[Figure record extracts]
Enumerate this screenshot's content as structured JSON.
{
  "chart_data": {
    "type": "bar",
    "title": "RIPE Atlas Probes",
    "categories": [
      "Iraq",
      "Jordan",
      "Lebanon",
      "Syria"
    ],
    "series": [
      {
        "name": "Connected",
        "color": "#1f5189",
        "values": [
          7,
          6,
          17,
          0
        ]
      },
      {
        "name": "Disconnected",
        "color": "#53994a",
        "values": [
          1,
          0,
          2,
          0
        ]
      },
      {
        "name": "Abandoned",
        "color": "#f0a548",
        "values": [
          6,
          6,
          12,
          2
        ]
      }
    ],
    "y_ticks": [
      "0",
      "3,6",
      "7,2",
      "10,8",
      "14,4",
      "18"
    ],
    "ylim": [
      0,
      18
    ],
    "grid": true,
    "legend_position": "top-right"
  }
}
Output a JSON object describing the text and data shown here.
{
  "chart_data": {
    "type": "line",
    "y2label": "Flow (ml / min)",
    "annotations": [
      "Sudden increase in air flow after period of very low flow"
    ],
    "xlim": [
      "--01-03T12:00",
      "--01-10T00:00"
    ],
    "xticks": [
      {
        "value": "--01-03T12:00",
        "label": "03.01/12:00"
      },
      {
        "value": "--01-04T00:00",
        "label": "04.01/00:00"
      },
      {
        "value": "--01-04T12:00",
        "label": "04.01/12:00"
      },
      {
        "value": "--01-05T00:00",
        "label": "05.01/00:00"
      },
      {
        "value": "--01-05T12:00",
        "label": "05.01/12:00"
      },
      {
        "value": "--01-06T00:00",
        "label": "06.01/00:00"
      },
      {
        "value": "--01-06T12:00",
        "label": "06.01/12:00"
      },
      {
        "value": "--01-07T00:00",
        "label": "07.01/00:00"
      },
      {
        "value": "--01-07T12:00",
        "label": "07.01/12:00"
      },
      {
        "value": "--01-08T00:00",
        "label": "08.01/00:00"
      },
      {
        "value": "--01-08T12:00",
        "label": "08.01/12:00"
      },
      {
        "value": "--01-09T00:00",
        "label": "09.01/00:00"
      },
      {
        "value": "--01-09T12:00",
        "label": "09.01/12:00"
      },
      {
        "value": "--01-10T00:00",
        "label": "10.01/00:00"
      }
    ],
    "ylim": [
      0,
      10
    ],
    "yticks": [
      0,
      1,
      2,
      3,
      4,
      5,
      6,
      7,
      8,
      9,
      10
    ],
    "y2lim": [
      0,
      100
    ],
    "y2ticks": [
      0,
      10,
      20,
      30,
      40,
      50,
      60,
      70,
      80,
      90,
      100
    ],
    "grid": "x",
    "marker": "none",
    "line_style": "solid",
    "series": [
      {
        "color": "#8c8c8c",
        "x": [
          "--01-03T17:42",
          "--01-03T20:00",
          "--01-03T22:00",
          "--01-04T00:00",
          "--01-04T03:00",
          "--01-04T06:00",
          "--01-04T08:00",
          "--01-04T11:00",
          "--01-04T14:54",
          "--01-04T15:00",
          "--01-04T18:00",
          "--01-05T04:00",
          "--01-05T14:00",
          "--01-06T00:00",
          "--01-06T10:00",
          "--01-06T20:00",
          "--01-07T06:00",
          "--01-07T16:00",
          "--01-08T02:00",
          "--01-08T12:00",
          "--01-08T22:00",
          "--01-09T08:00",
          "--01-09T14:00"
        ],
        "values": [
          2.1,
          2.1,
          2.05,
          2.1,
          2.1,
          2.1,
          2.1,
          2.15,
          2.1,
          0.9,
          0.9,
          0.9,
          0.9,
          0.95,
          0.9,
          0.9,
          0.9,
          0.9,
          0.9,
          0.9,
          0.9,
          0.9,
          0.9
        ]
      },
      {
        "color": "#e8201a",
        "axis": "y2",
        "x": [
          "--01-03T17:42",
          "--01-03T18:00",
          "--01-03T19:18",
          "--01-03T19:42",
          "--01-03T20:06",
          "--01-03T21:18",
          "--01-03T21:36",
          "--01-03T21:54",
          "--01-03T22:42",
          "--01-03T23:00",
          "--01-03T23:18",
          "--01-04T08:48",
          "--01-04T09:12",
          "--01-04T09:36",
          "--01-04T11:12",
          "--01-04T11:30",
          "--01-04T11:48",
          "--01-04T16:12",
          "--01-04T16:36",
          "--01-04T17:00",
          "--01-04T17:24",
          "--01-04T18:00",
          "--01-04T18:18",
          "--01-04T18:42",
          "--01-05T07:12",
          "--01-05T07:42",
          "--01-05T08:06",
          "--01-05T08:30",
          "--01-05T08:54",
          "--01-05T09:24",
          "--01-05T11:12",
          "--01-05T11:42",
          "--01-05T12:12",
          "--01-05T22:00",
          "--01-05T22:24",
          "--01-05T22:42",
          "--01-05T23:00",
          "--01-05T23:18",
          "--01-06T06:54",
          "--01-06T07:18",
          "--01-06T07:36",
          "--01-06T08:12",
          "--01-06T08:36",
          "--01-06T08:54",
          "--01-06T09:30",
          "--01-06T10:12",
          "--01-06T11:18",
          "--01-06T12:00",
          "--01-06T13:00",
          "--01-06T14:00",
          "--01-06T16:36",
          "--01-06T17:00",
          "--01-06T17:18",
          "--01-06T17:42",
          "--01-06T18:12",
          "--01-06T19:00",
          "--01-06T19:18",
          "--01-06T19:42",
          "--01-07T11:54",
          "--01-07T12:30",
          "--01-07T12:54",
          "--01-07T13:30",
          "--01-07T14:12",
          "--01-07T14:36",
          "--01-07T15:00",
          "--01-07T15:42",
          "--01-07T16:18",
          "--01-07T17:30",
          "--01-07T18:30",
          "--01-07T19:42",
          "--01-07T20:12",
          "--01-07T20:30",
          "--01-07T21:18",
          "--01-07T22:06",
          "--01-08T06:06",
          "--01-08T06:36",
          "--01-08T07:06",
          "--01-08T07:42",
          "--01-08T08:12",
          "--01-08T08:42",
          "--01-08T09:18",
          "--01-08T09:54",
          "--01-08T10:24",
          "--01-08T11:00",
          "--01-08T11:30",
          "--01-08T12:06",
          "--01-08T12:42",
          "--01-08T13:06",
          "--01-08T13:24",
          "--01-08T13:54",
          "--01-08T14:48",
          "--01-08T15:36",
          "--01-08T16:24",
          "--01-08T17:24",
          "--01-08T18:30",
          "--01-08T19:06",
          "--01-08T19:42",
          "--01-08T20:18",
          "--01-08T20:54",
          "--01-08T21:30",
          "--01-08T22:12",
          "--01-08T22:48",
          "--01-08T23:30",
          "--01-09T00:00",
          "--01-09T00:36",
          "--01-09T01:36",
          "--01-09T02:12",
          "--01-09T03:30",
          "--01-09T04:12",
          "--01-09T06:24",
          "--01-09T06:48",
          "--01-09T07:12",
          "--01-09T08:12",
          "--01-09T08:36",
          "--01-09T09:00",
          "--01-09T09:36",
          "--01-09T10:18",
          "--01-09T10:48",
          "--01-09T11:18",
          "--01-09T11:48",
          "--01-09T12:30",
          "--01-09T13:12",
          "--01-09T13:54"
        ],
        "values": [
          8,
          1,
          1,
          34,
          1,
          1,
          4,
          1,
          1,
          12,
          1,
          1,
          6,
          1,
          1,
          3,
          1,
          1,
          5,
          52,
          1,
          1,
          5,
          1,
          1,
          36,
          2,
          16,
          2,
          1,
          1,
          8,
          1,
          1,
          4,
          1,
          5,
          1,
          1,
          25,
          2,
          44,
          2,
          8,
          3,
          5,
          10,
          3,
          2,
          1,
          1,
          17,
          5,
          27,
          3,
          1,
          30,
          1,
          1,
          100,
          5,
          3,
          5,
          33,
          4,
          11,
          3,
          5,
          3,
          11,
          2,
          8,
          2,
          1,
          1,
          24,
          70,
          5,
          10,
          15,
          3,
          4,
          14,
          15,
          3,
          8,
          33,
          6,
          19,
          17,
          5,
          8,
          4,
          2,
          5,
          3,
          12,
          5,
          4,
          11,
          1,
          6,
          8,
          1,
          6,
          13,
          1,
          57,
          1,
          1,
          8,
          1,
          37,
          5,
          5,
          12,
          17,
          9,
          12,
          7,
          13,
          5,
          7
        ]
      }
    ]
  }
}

▶ **Instruction**
Copy every line in the listing above where the string "color" turns up.

▶ **Result below**
        "color": "#1f5189",
        "color": "#53994a",
        "color": "#f0a548",
        "color": "#8c8c8c",
        "color": "#e8201a",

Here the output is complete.